(Element position data)
======
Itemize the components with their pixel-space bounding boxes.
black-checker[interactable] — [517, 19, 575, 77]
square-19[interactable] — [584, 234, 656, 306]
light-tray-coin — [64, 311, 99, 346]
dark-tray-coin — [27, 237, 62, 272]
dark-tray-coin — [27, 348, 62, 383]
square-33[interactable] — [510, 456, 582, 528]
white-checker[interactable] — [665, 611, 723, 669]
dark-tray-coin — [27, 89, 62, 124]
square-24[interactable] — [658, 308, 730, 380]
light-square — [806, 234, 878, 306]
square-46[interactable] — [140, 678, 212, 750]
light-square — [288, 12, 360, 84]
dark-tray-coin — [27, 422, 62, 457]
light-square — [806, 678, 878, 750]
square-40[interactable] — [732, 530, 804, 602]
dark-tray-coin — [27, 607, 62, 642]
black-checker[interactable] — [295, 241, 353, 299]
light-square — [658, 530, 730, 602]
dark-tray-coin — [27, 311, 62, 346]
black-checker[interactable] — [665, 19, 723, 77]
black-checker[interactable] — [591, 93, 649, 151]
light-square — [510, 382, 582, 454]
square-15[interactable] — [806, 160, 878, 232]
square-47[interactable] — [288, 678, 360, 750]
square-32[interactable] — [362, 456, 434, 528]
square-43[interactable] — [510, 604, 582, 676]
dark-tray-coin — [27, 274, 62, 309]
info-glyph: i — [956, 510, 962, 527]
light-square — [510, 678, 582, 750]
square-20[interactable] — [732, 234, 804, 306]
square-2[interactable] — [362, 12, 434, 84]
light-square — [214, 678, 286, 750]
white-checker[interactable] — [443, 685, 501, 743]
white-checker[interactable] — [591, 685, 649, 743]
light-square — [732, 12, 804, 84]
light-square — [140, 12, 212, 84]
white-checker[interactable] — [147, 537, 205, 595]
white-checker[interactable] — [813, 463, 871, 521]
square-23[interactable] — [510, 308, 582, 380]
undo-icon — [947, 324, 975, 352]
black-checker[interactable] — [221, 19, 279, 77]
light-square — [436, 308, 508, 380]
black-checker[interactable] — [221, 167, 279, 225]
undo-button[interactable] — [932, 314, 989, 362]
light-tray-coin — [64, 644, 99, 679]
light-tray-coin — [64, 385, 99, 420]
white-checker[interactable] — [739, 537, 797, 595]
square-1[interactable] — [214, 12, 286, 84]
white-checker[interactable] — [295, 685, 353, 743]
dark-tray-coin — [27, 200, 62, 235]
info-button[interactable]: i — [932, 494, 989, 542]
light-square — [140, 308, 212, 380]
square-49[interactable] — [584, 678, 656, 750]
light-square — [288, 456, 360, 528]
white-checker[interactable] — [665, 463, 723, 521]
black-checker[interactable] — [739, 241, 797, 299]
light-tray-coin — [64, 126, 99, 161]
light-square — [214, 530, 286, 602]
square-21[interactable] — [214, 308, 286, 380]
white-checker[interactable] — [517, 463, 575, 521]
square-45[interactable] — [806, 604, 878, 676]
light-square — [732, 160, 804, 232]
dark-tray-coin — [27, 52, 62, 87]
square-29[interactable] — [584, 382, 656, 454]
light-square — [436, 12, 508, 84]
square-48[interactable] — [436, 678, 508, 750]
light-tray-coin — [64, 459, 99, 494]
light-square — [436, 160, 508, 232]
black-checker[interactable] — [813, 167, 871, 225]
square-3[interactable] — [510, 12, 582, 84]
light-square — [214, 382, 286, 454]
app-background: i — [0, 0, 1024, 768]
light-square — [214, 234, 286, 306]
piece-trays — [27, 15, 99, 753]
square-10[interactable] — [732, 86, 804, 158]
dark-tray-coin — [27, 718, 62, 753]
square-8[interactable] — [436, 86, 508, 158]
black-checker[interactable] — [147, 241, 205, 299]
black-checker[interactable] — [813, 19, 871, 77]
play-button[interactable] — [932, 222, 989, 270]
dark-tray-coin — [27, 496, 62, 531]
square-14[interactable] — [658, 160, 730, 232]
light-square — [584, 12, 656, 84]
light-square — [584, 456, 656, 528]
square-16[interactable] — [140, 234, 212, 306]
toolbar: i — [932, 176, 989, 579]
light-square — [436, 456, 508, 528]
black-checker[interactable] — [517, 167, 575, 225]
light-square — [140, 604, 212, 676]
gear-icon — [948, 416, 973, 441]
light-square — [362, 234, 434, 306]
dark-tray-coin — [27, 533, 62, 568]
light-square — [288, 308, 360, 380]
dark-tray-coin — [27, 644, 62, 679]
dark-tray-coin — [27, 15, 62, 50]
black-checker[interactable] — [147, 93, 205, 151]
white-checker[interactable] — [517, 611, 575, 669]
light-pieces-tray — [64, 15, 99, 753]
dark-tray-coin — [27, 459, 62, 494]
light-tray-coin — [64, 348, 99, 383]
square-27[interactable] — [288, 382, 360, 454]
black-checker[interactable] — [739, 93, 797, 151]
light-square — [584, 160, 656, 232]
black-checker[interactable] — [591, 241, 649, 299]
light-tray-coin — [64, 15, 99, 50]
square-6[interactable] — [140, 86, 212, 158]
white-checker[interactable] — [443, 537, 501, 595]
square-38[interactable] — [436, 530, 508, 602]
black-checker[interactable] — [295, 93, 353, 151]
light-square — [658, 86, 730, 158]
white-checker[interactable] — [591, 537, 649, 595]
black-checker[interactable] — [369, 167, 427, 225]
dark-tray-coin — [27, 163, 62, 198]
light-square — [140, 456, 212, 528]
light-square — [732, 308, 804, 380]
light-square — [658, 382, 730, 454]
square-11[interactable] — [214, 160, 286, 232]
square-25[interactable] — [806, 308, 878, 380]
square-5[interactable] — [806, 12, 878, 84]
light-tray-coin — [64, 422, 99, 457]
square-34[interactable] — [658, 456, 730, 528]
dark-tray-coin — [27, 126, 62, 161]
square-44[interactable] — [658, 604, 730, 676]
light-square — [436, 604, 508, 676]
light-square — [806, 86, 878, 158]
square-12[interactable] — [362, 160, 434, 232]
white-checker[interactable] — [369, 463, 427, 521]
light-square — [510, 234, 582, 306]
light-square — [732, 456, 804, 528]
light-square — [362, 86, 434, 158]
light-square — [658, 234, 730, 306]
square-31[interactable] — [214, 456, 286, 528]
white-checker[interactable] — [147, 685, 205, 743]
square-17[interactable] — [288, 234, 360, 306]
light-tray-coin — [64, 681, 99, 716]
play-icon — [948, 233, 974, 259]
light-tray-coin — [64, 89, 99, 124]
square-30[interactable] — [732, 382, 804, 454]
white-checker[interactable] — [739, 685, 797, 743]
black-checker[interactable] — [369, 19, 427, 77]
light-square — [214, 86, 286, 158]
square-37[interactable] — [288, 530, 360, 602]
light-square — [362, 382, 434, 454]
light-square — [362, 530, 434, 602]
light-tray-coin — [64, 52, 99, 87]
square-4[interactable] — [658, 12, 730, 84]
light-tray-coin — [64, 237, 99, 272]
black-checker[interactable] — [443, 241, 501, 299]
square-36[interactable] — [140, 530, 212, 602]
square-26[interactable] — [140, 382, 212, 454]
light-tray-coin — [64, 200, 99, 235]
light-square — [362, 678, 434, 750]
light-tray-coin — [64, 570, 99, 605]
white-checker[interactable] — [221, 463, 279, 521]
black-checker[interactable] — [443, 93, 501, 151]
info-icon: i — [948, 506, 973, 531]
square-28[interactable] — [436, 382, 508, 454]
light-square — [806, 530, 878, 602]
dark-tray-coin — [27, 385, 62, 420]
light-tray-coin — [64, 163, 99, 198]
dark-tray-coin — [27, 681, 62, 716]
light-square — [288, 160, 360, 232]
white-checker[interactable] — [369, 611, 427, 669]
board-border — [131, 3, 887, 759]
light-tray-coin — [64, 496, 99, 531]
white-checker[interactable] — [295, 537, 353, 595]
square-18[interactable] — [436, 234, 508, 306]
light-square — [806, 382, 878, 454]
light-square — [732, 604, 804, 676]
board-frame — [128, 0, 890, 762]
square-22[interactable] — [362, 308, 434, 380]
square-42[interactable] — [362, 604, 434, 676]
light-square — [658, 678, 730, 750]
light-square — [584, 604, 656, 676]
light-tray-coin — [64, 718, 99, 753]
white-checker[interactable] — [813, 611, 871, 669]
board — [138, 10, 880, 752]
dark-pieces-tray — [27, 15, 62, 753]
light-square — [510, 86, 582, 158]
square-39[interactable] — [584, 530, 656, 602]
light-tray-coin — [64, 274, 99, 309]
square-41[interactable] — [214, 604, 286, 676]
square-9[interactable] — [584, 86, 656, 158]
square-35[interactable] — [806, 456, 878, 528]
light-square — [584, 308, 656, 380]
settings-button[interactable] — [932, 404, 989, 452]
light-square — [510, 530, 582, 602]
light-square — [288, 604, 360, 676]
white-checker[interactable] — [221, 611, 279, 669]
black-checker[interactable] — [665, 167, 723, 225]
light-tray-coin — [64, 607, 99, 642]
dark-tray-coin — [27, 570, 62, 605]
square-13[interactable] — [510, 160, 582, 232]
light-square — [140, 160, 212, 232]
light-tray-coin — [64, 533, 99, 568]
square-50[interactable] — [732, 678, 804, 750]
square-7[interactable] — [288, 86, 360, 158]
======
Set exercise:
Identify every line in the items above that contains the string "undo", and copy each of those lines.

Result:
undo-icon — [947, 324, 975, 352]
undo-button[interactable] — [932, 314, 989, 362]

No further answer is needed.